■ THE TASK ■
Go through the entries and transcribe each one exactly, dropping the pictures.

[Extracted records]

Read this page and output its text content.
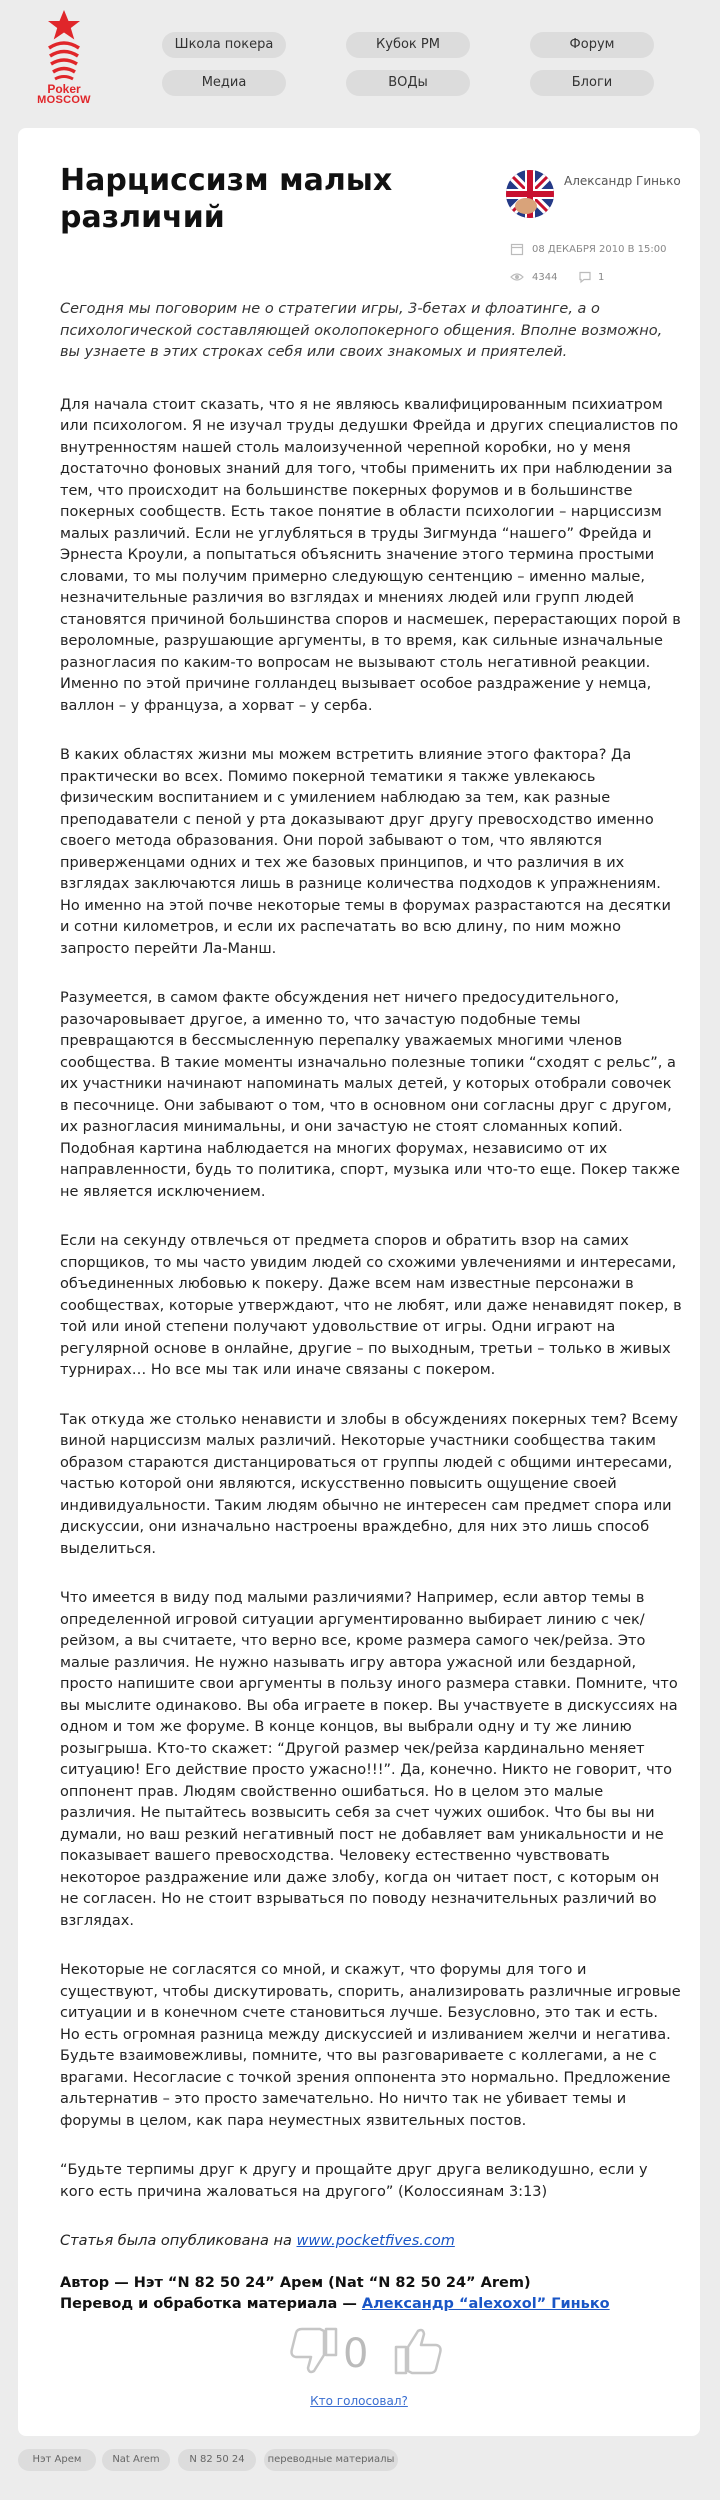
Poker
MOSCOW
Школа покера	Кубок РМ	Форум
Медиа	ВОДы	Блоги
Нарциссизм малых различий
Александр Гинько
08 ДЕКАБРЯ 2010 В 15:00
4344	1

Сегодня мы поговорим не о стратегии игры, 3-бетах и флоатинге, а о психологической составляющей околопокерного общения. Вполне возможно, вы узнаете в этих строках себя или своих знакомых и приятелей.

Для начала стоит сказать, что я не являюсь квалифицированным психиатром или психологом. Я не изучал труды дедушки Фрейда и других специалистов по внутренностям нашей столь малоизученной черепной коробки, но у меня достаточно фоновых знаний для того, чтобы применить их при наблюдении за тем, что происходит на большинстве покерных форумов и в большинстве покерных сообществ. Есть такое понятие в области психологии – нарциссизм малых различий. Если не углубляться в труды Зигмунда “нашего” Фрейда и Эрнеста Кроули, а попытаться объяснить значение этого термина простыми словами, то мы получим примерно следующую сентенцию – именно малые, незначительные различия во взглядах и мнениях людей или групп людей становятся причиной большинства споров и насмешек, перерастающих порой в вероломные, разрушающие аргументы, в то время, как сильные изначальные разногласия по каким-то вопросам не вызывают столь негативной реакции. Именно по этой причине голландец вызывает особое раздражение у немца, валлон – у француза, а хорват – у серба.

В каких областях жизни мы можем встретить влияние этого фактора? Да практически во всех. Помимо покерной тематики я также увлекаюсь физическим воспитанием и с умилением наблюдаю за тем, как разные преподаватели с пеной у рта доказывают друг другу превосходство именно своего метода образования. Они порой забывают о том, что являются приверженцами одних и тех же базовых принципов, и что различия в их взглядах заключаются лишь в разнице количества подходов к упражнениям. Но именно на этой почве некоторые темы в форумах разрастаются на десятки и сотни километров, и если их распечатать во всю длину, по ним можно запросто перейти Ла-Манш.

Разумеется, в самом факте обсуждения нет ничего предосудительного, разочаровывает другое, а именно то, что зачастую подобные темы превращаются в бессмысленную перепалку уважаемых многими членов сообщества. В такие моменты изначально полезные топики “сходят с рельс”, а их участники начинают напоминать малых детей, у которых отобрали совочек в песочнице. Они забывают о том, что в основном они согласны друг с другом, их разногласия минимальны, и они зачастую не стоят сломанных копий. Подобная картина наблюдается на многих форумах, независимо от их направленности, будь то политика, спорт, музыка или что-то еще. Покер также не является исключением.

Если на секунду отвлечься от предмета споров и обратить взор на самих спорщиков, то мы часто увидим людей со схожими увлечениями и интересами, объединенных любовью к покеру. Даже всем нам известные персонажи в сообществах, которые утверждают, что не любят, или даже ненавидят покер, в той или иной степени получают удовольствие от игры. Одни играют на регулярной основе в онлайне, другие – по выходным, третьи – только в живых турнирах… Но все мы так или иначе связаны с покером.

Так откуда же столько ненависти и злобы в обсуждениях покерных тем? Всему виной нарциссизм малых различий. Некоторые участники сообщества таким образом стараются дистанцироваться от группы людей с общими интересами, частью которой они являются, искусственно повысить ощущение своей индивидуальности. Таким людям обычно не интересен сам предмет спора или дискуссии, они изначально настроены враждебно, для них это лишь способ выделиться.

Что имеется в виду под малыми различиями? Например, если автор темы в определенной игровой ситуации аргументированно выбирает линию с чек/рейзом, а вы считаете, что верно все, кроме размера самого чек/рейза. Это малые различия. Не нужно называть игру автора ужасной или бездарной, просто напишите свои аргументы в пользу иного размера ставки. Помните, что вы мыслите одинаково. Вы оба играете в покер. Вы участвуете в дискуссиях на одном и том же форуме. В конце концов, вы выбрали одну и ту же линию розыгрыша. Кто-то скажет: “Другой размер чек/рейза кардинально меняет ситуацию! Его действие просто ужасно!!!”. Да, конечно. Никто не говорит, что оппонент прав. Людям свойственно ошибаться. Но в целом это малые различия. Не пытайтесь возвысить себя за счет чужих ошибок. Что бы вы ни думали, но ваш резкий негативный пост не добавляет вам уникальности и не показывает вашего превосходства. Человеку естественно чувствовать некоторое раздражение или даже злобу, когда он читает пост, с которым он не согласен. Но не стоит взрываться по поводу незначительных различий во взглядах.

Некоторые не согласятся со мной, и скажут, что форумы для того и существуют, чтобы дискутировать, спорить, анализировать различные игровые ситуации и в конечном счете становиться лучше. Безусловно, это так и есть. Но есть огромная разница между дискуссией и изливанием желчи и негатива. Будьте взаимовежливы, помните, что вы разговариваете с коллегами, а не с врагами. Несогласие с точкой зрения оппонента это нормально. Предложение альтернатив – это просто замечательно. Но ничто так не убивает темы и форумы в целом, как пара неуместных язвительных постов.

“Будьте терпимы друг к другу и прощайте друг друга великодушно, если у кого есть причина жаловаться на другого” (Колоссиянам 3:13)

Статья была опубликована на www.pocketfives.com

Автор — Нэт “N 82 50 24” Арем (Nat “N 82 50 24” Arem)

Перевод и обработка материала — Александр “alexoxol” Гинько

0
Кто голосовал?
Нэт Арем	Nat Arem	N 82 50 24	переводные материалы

■ COMPLETE RESPONSE ■
Read this page and output its text content.
Poker
MOSCOW
Школа покера	Кубок РМ	Форум
Медиа	ВОДы	Блоги
Нарциссизм малых различий
Александр Гинько
08 ДЕКАБРЯ 2010 В 15:00
4344	1

Сегодня мы поговорим не о стратегии игры, 3-бетах и флоатинге, а о психологической составляющей околопокерного общения. Вполне возможно, вы узнаете в этих строках себя или своих знакомых и приятелей.

Для начала стоит сказать, что я не являюсь квалифицированным психиатром или психологом. Я не изучал труды дедушки Фрейда и других специалистов по внутренностям нашей столь малоизученной черепной коробки, но у меня достаточно фоновых знаний для того, чтобы применить их при наблюдении за тем, что происходит на большинстве покерных форумов и в большинстве покерных сообществ. Есть такое понятие в области психологии – нарциссизм малых различий. Если не углубляться в труды Зигмунда “нашего” Фрейда и Эрнеста Кроули, а попытаться объяснить значение этого термина простыми словами, то мы получим примерно следующую сентенцию – именно малые, незначительные различия во взглядах и мнениях людей или групп людей становятся причиной большинства споров и насмешек, перерастающих порой в вероломные, разрушающие аргументы, в то время, как сильные изначальные разногласия по каким-то вопросам не вызывают столь негативной реакции. Именно по этой причине голландец вызывает особое раздражение у немца, валлон – у француза, а хорват – у серба.

В каких областях жизни мы можем встретить влияние этого фактора? Да практически во всех. Помимо покерной тематики я также увлекаюсь физическим воспитанием и с умилением наблюдаю за тем, как разные преподаватели с пеной у рта доказывают друг другу превосходство именно своего метода образования. Они порой забывают о том, что являются приверженцами одних и тех же базовых принципов, и что различия в их взглядах заключаются лишь в разнице количества подходов к упражнениям. Но именно на этой почве некоторые темы в форумах разрастаются на десятки и сотни километров, и если их распечатать во всю длину, по ним можно запросто перейти Ла-Манш.

Разумеется, в самом факте обсуждения нет ничего предосудительного, разочаровывает другое, а именно то, что зачастую подобные темы превращаются в бессмысленную перепалку уважаемых многими членов сообщества. В такие моменты изначально полезные топики “сходят с рельс”, а их участники начинают напоминать малых детей, у которых отобрали совочек в песочнице. Они забывают о том, что в основном они согласны друг с другом, их разногласия минимальны, и они зачастую не стоят сломанных копий. Подобная картина наблюдается на многих форумах, независимо от их направленности, будь то политика, спорт, музыка или что-то еще. Покер также не является исключением.

Если на секунду отвлечься от предмета споров и обратить взор на самих спорщиков, то мы часто увидим людей со схожими увлечениями и интересами, объединенных любовью к покеру. Даже всем нам известные персонажи в сообществах, которые утверждают, что не любят, или даже ненавидят покер, в той или иной степени получают удовольствие от игры. Одни играют на регулярной основе в онлайне, другие – по выходным, третьи – только в живых турнирах… Но все мы так или иначе связаны с покером.

Так откуда же столько ненависти и злобы в обсуждениях покерных тем? Всему виной нарциссизм малых различий. Некоторые участники сообщества таким образом стараются дистанцироваться от группы людей с общими интересами, частью которой они являются, искусственно повысить ощущение своей индивидуальности. Таким людям обычно не интересен сам предмет спора или дискуссии, они изначально настроены враждебно, для них это лишь способ выделиться.

Что имеется в виду под малыми различиями? Например, если автор темы в определенной игровой ситуации аргументированно выбирает линию с чек/рейзом, а вы считаете, что верно все, кроме размера самого чек/рейза. Это малые различия. Не нужно называть игру автора ужасной или бездарной, просто напишите свои аргументы в пользу иного размера ставки. Помните, что вы мыслите одинаково. Вы оба играете в покер. Вы участвуете в дискуссиях на одном и том же форуме. В конце концов, вы выбрали одну и ту же линию розыгрыша. Кто-то скажет: “Другой размер чек/рейза кардинально меняет ситуацию! Его действие просто ужасно!!!”. Да, конечно. Никто не говорит, что оппонент прав. Людям свойственно ошибаться. Но в целом это малые различия. Не пытайтесь возвысить себя за счет чужих ошибок. Что бы вы ни думали, но ваш резкий негативный пост не добавляет вам уникальности и не показывает вашего превосходства. Человеку естественно чувствовать некоторое раздражение или даже злобу, когда он читает пост, с которым он не согласен. Но не стоит взрываться по поводу незначительных различий во взглядах.

Некоторые не согласятся со мной, и скажут, что форумы для того и существуют, чтобы дискутировать, спорить, анализировать различные игровые ситуации и в конечном счете становиться лучше. Безусловно, это так и есть. Но есть огромная разница между дискуссией и изливанием желчи и негатива. Будьте взаимовежливы, помните, что вы разговариваете с коллегами, а не с врагами. Несогласие с точкой зрения оппонента это нормально. Предложение альтернатив – это просто замечательно. Но ничто так не убивает темы и форумы в целом, как пара неуместных язвительных постов.

“Будьте терпимы друг к другу и прощайте друг друга великодушно, если у кого есть причина жаловаться на другого” (Колоссиянам 3:13)

Статья была опубликована на www.pocketfives.com

Автор — Нэт “N 82 50 24” Арем (Nat “N 82 50 24” Arem)

Перевод и обработка материала — Александр “alexoxol” Гинько

0
Кто голосовал?
Нэт Арем	Nat Arem	N 82 50 24	переводные материалы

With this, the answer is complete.